Stored items
* begin *

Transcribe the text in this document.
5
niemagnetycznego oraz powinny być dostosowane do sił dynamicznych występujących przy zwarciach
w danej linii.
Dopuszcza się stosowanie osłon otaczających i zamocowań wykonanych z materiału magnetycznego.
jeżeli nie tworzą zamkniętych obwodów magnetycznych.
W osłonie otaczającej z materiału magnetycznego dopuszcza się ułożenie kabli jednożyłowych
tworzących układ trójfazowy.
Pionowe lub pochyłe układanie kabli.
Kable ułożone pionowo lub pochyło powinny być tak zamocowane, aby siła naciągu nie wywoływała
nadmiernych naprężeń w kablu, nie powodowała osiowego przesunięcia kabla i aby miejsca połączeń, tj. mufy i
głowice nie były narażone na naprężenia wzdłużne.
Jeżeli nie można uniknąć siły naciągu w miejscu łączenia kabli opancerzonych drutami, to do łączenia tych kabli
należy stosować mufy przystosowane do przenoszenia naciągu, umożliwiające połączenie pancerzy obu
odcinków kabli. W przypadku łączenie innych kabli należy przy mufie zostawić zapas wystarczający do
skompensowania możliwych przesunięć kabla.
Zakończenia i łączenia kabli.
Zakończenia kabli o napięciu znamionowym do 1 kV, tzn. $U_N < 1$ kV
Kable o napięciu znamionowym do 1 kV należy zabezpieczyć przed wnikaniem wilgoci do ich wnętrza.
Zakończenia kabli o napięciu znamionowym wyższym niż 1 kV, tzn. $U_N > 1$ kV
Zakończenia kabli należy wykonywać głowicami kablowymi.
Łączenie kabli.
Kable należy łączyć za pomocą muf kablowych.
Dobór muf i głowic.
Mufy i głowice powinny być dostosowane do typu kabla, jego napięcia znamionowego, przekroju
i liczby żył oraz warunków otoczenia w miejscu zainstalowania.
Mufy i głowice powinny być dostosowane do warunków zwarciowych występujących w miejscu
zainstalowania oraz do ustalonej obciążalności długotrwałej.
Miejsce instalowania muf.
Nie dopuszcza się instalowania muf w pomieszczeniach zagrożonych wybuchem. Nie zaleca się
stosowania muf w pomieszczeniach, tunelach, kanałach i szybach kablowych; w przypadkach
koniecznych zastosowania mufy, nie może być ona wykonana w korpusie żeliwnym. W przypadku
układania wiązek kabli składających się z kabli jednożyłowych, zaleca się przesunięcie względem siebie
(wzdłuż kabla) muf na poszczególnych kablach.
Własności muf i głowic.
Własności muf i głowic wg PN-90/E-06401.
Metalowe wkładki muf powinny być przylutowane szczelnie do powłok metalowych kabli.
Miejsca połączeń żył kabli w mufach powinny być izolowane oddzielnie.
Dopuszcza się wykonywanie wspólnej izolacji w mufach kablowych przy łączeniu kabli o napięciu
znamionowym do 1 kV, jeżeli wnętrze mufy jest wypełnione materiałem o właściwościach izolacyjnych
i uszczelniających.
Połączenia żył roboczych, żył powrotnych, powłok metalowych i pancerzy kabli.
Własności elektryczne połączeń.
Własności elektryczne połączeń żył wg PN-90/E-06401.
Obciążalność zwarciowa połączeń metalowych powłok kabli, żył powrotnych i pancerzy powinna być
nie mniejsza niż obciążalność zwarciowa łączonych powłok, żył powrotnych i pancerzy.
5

* end *

- What is being asked -
All entries must be repeated verbatim.

- Task result -
Transcribe the text in this document.
5
niemagnetycznego oraz powinny być dostosowane do sił dynamicznych występujących przy zwarciach
w danej linii.
Dopuszcza się stosowanie osłon otaczających i zamocowań wykonanych z materiału magnetycznego.
jeżeli nie tworzą zamkniętych obwodów magnetycznych.
W osłonie otaczającej z materiału magnetycznego dopuszcza się ułożenie kabli jednożyłowych
tworzących układ trójfazowy.
Pionowe lub pochyłe układanie kabli.
Kable ułożone pionowo lub pochyło powinny być tak zamocowane, aby siła naciągu nie wywoływała
nadmiernych naprężeń w kablu, nie powodowała osiowego przesunięcia kabla i aby miejsca połączeń, tj. mufy i
głowice nie były narażone na naprężenia wzdłużne.
Jeżeli nie można uniknąć siły naciągu w miejscu łączenia kabli opancerzonych drutami, to do łączenia tych kabli
należy stosować mufy przystosowane do przenoszenia naciągu, umożliwiające połączenie pancerzy obu
odcinków kabli. W przypadku łączenie innych kabli należy przy mufie zostawić zapas wystarczający do
skompensowania możliwych przesunięć kabla.
Zakończenia i łączenia kabli.
Zakończenia kabli o napięciu znamionowym do 1 kV, tzn. $U_N < 1$ kV
Kable o napięciu znamionowym do 1 kV należy zabezpieczyć przed wnikaniem wilgoci do ich wnętrza.
Zakończenia kabli o napięciu znamionowym wyższym niż 1 kV, tzn. $U_N > 1$ kV
Zakończenia kabli należy wykonywać głowicami kablowymi.
Łączenie kabli.
Kable należy łączyć za pomocą muf kablowych.
Dobór muf i głowic.
Mufy i głowice powinny być dostosowane do typu kabla, jego napięcia znamionowego, przekroju
i liczby żył oraz warunków otoczenia w miejscu zainstalowania.
Mufy i głowice powinny być dostosowane do warunków zwarciowych występujących w miejscu
zainstalowania oraz do ustalonej obciążalności długotrwałej.
Miejsce instalowania muf.
Nie dopuszcza się instalowania muf w pomieszczeniach zagrożonych wybuchem. Nie zaleca się
stosowania muf w pomieszczeniach, tunelach, kanałach i szybach kablowych; w przypadkach
koniecznych zastosowania mufy, nie może być ona wykonana w korpusie żeliwnym. W przypadku
układania wiązek kabli składających się z kabli jednożyłowych, zaleca się przesunięcie względem siebie
(wzdłuż kabla) muf na poszczególnych kablach.
Własności muf i głowic.
Własności muf i głowic wg PN-90/E-06401.
Metalowe wkładki muf powinny być przylutowane szczelnie do powłok metalowych kabli.
Miejsca połączeń żył kabli w mufach powinny być izolowane oddzielnie.
Dopuszcza się wykonywanie wspólnej izolacji w mufach kablowych przy łączeniu kabli o napięciu
znamionowym do 1 kV, jeżeli wnętrze mufy jest wypełnione materiałem o właściwościach izolacyjnych
i uszczelniających.
Połączenia żył roboczych, żył powrotnych, powłok metalowych i pancerzy kabli.
Własności elektryczne połączeń.
Własności elektryczne połączeń żył wg PN-90/E-06401.
Obciążalność zwarciowa połączeń metalowych powłok kabli, żył powrotnych i pancerzy powinna być
nie mniejsza niż obciążalność zwarciowa łączonych powłok, żył powrotnych i pancerzy.
5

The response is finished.